## Prompt
Put the listing into a numbered list, from its first line up to and including the line with "station-value: 3 [418,285,427,304]", leaving out any blank lines.
— start Input data —
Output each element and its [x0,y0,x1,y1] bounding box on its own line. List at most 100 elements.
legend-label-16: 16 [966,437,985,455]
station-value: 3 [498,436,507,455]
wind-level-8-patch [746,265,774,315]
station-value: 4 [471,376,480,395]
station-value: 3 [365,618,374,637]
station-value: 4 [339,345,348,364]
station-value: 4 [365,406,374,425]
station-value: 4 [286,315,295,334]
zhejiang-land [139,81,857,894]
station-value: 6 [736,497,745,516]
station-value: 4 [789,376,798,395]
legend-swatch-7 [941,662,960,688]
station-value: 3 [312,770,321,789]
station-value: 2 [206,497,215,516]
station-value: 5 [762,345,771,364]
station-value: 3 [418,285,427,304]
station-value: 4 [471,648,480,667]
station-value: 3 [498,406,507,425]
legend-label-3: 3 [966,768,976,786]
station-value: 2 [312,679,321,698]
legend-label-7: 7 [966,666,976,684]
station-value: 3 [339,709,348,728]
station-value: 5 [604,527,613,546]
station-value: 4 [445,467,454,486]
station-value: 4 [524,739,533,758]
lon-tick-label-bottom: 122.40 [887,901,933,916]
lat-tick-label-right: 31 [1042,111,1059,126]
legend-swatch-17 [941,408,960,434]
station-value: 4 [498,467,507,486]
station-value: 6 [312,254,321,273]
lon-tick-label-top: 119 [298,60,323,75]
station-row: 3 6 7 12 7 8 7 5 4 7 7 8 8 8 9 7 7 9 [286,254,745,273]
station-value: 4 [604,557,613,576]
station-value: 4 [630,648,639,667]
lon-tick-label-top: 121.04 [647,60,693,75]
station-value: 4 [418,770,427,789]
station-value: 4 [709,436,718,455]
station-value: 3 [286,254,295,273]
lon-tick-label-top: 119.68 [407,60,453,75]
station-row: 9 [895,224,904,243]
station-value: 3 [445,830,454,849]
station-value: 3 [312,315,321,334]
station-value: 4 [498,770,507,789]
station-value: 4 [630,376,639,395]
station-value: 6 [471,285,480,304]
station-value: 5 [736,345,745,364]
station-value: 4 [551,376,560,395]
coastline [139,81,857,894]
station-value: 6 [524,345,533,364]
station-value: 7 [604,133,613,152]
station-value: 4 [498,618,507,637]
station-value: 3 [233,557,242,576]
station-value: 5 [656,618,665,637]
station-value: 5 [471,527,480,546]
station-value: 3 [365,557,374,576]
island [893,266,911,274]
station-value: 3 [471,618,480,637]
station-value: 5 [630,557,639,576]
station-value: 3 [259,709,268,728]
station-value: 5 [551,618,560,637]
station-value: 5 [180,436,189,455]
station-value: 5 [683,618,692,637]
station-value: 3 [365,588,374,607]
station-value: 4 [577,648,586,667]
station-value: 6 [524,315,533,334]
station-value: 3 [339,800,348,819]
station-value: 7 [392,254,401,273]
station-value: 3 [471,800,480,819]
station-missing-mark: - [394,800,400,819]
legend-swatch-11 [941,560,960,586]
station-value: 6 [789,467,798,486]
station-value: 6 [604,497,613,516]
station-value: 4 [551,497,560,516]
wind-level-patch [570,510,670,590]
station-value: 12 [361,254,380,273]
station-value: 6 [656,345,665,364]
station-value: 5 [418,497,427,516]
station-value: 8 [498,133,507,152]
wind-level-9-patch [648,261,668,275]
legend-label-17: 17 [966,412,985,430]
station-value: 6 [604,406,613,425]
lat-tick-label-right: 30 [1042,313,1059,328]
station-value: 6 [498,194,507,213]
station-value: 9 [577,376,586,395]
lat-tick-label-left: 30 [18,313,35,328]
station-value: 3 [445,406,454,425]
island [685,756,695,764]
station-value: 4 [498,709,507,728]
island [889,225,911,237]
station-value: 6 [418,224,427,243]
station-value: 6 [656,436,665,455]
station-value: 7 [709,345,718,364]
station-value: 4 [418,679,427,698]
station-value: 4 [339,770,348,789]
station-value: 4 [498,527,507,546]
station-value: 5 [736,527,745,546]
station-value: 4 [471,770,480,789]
— end Input data —
## Answer to the exercise
1. Output each element and its [x0,y0,x1,y1] bounding box on its own line. List at most 100 elements.
2. legend-label-16: 16 [966,437,985,455]
3. station-value: 3 [498,436,507,455]
4. wind-level-8-patch [746,265,774,315]
5. station-value: 4 [471,376,480,395]
6. station-value: 3 [365,618,374,637]
7. station-value: 4 [339,345,348,364]
8. station-value: 4 [365,406,374,425]
9. station-value: 4 [286,315,295,334]
10. zhejiang-land [139,81,857,894]
11. station-value: 6 [736,497,745,516]
12. station-value: 4 [789,376,798,395]
13. legend-swatch-7 [941,662,960,688]
14. station-value: 3 [312,770,321,789]
15. station-value: 2 [206,497,215,516]
16. station-value: 5 [762,345,771,364]
17. station-value: 3 [418,285,427,304]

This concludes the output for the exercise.